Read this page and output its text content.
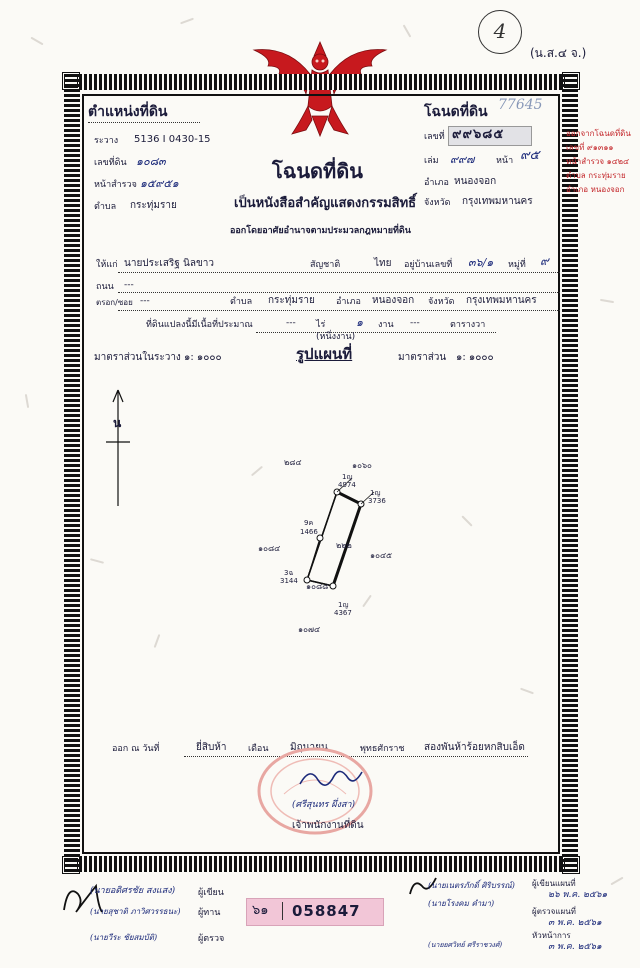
4
(น.ส.๔ จ.)
ตำแหน่งที่ดิน
ระวาง 5136 I 0430-15
เลขที่ดิน ๑๐๘๓
หน้าสำรวจ ๑๕๙๕๑
ตำบล กระทุ่มราย
โฉนดที่ดิน 77645
เลขที่ ๙๙๖๘๕
เล่ม ๙๙๗ หน้า ๙๕
อำเภอ หนองจอก
จังหวัด กรุงเทพมหานคร
ออกจากโฉนดที่ดิน
เลขที่ ๙๑๓๑๑
หน้าสำรวจ ๑๔๒๔
ตำบล กระทุ่มราย
อำเภอ หนองจอก
โฉนดที่ดิน
เป็นหนังสือสำคัญแสดงกรรมสิทธิ์
ออกโดยอาศัยอำนาจตามประมวลกฎหมายที่ดิน
ให้แก่ นายประเสริฐ นิลขาว	สัญชาติ	ไทย อยู่บ้านเลขที่ ๓๖/๑ หมู่ที่ ๙
ถนน ---
ตรอก/ซอย ---	ตำบล กระทุ่มราย อำเภอ หนองจอก จังหวัด กรุงเทพมหานคร
ที่ดินแปลงนี้มีเนื้อที่ประมาณ	--- ไร่	๑ งาน ---	ตารางวา
(หนึ่งงาน)
มาตราส่วนในระวาง ๑: ๑๐๐๐	รูปแผนที่	มาตราส่วน ๑: ๑๐๐๐
น
๒๘๔	๑๐๖๐
๒๒๒
๑๐๘๔
๑๐๔๕
๑๐๘๘
๑๐๗๔
1ญ
4974
1ญ
3736
9ค
1466
3ฉ
3144
1ญ
4367
ออก ณ วันที่	ยี่สิบห้า เดือน มิถุนายน	พุทธศักราช สองพันห้าร้อยหกสิบเอ็ด
(ศรีสุนทร ผึ่งสา)
เจ้าพนักงานที่ดิน
(นายอดิศรชัย สงแสง)	ผู้เขียน
(นายสุชาติ ภาวิศวรรธนะ) ผู้ทาน
(นายวีระ ชัยสมบัติ)	ผู้ตรวจ
๖๑ 058847
(นายเนตรภักดิ์ ศิริบรรณ์) ผู้เขียนแผนที่
๒๖ พ.ค. ๒๕๖๑
(นายโรงคม คำมา)
ผู้ตรวจแผนที่
๓ พ.ค. ๒๕๖๑
(นายยศวิทย์ ศรีราชวงศ์)
หัวหน้าการ
๓ พ.ค. ๒๕๖๑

Required task — Quote the records in full and exactly; skip any image.

Full answer —
Read this page and output its text content.
4
(น.ส.๔ จ.)
ตำแหน่งที่ดิน
ระวาง 5136 I 0430-15
เลขที่ดิน ๑๐๘๓
หน้าสำรวจ ๑๕๙๕๑
ตำบล กระทุ่มราย
โฉนดที่ดิน 77645
เลขที่ ๙๙๖๘๕
เล่ม ๙๙๗ หน้า ๙๕
อำเภอ หนองจอก
จังหวัด กรุงเทพมหานคร
ออกจากโฉนดที่ดิน
เลขที่ ๙๑๓๑๑
หน้าสำรวจ ๑๔๒๔
ตำบล กระทุ่มราย
อำเภอ หนองจอก
โฉนดที่ดิน
เป็นหนังสือสำคัญแสดงกรรมสิทธิ์
ออกโดยอาศัยอำนาจตามประมวลกฎหมายที่ดิน
ให้แก่ นายประเสริฐ นิลขาว	สัญชาติ	ไทย อยู่บ้านเลขที่ ๓๖/๑ หมู่ที่ ๙
ถนน ---
ตรอก/ซอย ---	ตำบล กระทุ่มราย อำเภอ หนองจอก จังหวัด กรุงเทพมหานคร
ที่ดินแปลงนี้มีเนื้อที่ประมาณ	--- ไร่	๑ งาน ---	ตารางวา
(หนึ่งงาน)
มาตราส่วนในระวาง ๑: ๑๐๐๐	รูปแผนที่	มาตราส่วน ๑: ๑๐๐๐
น
๒๘๔	๑๐๖๐
๒๒๒
๑๐๘๔
๑๐๔๕
๑๐๘๘
๑๐๗๔
1ญ
4974
1ญ
3736
9ค
1466
3ฉ
3144
1ญ
4367
ออก ณ วันที่	ยี่สิบห้า เดือน มิถุนายน	พุทธศักราช สองพันห้าร้อยหกสิบเอ็ด
(ศรีสุนทร ผึ่งสา)
เจ้าพนักงานที่ดิน
(นายอดิศรชัย สงแสง)	ผู้เขียน
(นายสุชาติ ภาวิศวรรธนะ) ผู้ทาน
(นายวีระ ชัยสมบัติ)	ผู้ตรวจ
๖๑ 058847
(นายเนตรภักดิ์ ศิริบรรณ์) ผู้เขียนแผนที่
๒๖ พ.ค. ๒๕๖๑
(นายโรงคม คำมา)
ผู้ตรวจแผนที่
๓ พ.ค. ๒๕๖๑
(นายยศวิทย์ ศรีราชวงศ์)
หัวหน้าการ
๓ พ.ค. ๒๕๖๑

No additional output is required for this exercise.